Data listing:
• • • • •

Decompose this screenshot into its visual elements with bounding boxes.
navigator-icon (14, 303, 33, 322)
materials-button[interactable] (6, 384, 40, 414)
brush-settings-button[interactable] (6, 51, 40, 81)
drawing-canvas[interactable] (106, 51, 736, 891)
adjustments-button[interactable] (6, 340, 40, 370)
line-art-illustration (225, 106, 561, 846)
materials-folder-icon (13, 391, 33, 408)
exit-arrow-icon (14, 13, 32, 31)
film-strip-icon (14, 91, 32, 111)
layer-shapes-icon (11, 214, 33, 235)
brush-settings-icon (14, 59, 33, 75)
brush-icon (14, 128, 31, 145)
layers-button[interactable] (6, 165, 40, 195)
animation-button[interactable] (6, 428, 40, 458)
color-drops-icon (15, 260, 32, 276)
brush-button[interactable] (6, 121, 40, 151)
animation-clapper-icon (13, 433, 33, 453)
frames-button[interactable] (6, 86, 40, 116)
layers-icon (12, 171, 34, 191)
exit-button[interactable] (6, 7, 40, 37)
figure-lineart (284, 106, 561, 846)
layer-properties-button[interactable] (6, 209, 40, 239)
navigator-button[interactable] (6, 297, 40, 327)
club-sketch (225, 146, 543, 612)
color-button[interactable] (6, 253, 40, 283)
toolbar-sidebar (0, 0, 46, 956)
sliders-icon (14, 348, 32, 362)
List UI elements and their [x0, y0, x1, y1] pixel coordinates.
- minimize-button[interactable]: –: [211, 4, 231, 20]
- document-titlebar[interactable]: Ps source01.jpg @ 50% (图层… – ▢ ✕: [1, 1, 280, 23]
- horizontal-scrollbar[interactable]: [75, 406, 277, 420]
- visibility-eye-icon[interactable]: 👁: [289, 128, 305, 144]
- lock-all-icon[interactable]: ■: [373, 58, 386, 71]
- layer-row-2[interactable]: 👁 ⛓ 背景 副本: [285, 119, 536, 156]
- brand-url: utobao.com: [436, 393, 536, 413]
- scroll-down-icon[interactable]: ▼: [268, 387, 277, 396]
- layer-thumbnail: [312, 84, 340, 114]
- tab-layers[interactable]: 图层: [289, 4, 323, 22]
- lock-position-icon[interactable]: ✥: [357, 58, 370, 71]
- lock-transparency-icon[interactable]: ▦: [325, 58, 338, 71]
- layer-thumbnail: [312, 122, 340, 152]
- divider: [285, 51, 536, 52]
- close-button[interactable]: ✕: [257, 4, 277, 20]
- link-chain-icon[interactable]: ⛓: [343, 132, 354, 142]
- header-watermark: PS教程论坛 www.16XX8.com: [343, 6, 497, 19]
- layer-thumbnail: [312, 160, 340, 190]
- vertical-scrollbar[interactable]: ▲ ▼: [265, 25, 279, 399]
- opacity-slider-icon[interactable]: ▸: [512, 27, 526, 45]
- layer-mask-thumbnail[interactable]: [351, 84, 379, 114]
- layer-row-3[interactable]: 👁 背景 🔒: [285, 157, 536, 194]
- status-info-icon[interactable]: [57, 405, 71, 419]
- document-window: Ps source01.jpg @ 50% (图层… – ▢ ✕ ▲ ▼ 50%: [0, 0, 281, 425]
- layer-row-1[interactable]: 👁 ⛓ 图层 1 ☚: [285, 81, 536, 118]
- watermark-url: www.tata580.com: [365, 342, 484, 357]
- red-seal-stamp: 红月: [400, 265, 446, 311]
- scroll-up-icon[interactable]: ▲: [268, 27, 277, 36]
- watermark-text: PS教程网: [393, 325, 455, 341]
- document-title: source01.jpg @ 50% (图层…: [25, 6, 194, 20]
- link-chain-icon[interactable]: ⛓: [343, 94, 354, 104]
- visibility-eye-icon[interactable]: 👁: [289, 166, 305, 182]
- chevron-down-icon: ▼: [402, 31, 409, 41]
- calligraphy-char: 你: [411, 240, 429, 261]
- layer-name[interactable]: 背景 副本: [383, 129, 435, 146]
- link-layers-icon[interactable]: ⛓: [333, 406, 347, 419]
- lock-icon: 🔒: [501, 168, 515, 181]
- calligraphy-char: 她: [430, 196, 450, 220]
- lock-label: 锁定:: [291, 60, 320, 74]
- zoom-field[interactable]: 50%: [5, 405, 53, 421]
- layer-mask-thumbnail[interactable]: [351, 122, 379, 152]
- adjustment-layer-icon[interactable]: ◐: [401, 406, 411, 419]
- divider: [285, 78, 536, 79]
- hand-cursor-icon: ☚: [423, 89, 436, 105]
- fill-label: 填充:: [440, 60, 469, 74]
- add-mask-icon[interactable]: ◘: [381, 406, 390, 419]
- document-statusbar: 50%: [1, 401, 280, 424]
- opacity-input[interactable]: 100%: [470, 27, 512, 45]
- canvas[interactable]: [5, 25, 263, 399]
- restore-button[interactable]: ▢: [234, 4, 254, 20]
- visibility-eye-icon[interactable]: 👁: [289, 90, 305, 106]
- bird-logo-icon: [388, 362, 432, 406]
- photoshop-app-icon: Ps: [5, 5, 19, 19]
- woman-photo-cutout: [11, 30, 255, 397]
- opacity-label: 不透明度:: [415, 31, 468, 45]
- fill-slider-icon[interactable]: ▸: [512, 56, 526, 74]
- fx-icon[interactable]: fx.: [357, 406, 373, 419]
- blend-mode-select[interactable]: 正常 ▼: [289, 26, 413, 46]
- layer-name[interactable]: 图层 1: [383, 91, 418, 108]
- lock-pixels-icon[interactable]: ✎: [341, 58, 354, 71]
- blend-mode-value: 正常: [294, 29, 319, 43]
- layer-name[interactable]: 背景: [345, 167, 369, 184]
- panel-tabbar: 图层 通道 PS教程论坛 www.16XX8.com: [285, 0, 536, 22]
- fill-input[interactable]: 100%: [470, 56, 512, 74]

• • • • •

Set down, word for word, everything from the very start of the items down through the line containing "drawing-canvas[interactable] (106, 51, 736, 891)", with that line included.

# Answer to this task:
Decompose this screenshot into its visual elements with bounding boxes.
navigator-icon (14, 303, 33, 322)
materials-button[interactable] (6, 384, 40, 414)
brush-settings-button[interactable] (6, 51, 40, 81)
drawing-canvas[interactable] (106, 51, 736, 891)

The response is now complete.